#### Given exercise
Look through the material and copy each line holding "feet".

Stored entries:
##########
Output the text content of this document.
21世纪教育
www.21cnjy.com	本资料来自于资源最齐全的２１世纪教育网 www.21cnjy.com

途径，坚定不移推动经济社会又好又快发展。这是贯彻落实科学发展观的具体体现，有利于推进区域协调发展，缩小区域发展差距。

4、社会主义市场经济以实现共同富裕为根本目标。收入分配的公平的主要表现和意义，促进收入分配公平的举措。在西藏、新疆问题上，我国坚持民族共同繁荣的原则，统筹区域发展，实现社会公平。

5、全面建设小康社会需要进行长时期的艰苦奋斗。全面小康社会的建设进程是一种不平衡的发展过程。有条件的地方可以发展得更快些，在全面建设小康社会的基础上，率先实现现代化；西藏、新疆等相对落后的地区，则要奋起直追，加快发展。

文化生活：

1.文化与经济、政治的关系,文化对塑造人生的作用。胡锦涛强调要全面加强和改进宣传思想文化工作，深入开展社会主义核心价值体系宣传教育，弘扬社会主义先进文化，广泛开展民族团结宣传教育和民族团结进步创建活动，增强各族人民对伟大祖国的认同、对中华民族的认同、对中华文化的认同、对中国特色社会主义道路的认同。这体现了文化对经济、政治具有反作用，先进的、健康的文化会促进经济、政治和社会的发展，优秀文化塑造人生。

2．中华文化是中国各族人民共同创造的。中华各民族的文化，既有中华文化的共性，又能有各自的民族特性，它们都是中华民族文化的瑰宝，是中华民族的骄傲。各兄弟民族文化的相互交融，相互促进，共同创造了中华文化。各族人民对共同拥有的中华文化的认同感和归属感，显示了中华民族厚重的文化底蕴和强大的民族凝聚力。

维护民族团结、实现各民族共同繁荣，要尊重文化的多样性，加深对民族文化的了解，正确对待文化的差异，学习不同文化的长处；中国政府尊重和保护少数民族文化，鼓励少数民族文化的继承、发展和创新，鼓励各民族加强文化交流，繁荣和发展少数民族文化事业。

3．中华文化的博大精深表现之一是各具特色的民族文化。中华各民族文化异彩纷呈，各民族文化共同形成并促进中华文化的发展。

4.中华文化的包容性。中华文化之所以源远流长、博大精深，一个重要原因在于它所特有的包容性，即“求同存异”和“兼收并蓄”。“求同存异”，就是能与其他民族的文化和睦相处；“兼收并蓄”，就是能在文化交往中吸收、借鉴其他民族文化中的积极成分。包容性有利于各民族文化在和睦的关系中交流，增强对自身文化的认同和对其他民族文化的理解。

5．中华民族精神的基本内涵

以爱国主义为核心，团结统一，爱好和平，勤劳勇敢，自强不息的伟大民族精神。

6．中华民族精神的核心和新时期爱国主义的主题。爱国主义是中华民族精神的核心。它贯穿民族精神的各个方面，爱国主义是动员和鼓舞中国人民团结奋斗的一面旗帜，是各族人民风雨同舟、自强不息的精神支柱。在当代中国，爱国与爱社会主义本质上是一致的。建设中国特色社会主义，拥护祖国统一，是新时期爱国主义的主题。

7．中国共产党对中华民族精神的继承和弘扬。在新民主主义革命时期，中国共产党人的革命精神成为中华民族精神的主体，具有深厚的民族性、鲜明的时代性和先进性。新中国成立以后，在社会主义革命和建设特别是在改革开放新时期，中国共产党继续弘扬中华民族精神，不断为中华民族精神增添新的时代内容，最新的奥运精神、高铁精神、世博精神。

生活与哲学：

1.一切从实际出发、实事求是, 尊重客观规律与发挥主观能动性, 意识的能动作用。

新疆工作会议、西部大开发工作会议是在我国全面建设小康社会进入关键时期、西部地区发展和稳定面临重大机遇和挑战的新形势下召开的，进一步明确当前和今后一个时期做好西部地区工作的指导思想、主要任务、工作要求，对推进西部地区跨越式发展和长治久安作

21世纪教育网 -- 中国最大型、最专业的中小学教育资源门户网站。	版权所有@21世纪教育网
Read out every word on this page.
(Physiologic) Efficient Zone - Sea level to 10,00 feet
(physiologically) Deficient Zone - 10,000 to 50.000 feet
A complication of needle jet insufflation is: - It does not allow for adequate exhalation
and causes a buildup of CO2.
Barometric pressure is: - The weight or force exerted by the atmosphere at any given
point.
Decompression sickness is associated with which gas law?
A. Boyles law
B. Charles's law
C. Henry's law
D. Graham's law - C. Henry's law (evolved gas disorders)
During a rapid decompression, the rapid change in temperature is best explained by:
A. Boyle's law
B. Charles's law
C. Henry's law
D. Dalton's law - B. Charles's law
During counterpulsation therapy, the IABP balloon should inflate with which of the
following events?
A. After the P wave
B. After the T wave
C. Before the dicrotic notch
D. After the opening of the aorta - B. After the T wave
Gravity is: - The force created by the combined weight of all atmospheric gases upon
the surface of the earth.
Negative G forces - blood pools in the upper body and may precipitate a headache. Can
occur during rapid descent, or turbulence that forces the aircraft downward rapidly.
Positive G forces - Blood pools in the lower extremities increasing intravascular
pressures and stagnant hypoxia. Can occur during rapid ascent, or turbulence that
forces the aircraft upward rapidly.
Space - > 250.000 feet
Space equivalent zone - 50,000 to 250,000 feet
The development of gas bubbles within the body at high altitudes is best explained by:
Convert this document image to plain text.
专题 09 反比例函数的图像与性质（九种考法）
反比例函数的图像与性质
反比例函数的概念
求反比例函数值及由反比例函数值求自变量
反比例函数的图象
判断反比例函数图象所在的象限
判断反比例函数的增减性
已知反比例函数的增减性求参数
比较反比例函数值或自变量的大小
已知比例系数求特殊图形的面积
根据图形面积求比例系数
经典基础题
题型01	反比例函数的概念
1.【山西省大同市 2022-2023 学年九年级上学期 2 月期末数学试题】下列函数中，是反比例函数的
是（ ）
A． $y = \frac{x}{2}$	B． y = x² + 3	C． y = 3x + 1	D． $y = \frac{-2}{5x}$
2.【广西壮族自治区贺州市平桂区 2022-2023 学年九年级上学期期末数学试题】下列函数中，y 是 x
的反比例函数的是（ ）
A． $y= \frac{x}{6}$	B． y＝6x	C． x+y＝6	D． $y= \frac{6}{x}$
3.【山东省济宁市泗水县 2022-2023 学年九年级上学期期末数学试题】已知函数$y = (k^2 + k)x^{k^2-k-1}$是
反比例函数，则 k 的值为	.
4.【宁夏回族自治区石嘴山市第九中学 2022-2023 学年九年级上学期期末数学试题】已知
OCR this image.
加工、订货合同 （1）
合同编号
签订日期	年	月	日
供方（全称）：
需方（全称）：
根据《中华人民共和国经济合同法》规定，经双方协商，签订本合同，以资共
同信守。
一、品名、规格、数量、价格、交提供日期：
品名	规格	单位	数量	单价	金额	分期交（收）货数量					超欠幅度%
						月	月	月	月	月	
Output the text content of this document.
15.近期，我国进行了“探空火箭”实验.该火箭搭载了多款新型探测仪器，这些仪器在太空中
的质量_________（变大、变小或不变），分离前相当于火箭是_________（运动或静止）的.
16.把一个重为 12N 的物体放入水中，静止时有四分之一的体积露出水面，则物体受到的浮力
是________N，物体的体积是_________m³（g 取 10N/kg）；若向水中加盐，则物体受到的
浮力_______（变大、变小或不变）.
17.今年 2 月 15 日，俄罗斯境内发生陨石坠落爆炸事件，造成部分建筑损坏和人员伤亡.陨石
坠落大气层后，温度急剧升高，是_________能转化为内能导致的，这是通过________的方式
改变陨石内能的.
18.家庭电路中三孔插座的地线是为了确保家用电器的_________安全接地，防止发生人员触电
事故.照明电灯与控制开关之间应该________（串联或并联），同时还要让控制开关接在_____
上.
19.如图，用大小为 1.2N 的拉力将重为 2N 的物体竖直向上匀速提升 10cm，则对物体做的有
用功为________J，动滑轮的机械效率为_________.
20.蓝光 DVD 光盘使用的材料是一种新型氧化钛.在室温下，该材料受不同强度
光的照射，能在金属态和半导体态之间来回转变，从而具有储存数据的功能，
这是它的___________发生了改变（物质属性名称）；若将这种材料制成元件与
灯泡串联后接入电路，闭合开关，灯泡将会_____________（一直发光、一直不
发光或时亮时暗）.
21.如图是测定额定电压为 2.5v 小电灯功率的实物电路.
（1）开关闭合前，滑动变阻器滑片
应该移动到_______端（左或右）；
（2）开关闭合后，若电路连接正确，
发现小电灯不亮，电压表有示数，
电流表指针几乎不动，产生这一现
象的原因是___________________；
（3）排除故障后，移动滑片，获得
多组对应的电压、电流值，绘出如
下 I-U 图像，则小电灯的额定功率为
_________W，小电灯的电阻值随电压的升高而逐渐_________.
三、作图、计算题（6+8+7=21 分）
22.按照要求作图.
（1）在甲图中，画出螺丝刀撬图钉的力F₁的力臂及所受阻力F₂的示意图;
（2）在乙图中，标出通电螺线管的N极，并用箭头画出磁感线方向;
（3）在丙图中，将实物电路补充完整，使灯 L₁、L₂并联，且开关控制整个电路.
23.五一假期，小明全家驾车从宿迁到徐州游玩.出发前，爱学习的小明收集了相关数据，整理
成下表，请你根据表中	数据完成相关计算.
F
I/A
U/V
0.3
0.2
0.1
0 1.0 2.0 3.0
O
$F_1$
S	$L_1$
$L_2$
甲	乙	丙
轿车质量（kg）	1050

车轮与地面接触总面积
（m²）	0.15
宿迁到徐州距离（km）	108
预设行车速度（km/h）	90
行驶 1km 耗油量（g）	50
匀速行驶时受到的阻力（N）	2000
##########
#### Answer to the problem
(Physiologic) Efficient Zone - Sea level to 10,00 feet
(physiologically) Deficient Zone - 10,000 to 50.000 feet
Space - > 250.000 feet
Space equivalent zone - 50,000 to 250,000 feet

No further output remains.